(TASK OBJECTIVE): Where a line holds the word "PESSOAS", copy that line.

(INPUT):
──────────────────────────────
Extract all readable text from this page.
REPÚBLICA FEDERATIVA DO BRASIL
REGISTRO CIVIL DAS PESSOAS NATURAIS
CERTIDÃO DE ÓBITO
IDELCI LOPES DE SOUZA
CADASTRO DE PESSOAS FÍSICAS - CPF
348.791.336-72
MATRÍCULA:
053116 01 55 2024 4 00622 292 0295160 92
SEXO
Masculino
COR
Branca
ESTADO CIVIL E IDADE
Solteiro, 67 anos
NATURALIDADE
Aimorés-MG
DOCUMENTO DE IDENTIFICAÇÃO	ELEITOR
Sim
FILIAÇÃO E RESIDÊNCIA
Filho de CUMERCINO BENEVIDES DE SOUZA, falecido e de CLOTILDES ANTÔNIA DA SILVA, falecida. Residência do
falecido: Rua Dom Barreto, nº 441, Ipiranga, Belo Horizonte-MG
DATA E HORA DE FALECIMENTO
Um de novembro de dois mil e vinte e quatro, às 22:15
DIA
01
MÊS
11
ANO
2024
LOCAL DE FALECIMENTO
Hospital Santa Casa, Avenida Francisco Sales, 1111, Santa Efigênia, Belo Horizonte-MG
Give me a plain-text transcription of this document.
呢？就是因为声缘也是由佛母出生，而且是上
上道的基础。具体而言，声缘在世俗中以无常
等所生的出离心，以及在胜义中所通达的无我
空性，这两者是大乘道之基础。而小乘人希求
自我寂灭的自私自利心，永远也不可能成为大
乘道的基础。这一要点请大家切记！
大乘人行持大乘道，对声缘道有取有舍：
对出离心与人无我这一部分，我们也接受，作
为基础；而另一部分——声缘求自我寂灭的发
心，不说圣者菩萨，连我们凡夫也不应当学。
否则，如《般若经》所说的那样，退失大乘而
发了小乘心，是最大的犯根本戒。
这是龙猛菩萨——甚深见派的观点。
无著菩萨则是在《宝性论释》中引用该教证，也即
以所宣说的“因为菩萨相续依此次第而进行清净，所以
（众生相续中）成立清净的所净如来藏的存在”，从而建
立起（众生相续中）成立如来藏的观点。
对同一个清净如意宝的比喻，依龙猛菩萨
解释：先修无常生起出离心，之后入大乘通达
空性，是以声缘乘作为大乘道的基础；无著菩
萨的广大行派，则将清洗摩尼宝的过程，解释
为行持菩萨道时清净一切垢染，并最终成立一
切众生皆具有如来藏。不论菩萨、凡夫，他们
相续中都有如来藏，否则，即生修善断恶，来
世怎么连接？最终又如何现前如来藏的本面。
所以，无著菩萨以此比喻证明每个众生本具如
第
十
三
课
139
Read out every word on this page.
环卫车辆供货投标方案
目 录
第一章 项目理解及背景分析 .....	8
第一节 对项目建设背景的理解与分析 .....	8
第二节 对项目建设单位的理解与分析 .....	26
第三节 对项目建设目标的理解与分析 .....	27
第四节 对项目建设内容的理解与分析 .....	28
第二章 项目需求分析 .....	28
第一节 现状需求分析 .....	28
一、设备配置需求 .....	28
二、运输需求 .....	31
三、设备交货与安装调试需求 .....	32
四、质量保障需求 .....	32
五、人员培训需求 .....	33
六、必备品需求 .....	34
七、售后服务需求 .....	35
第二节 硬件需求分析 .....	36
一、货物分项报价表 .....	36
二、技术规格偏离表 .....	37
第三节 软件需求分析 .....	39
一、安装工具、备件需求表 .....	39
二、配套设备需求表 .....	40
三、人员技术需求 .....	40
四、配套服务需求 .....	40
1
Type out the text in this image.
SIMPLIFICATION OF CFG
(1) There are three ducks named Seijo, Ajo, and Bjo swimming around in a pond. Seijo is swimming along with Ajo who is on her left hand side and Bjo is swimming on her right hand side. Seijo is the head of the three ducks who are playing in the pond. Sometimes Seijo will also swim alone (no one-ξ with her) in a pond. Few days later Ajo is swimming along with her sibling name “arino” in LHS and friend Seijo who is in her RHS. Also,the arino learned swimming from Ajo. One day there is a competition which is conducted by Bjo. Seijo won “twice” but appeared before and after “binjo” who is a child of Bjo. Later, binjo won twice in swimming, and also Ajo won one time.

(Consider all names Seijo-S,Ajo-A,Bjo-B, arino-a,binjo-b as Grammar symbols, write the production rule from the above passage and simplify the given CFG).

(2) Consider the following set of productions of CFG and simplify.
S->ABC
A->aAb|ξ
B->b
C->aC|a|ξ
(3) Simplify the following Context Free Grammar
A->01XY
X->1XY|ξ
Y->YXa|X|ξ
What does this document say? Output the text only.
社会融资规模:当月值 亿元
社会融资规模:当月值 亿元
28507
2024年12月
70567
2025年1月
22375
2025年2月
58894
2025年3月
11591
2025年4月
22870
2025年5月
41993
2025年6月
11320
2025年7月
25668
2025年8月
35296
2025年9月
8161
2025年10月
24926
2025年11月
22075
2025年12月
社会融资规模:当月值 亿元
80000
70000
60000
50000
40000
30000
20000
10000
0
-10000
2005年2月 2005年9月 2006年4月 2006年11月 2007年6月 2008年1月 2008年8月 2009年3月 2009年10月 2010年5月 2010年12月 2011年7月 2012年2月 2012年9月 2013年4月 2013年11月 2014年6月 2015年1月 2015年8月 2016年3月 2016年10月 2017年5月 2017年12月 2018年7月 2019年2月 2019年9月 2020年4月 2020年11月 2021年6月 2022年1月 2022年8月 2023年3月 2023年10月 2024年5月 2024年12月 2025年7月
──────────────────────────────
(OUTPUT FOR THIS TASK):
REGISTRO CIVIL DAS PESSOAS NATURAIS
CADASTRO DE PESSOAS FÍSICAS - CPF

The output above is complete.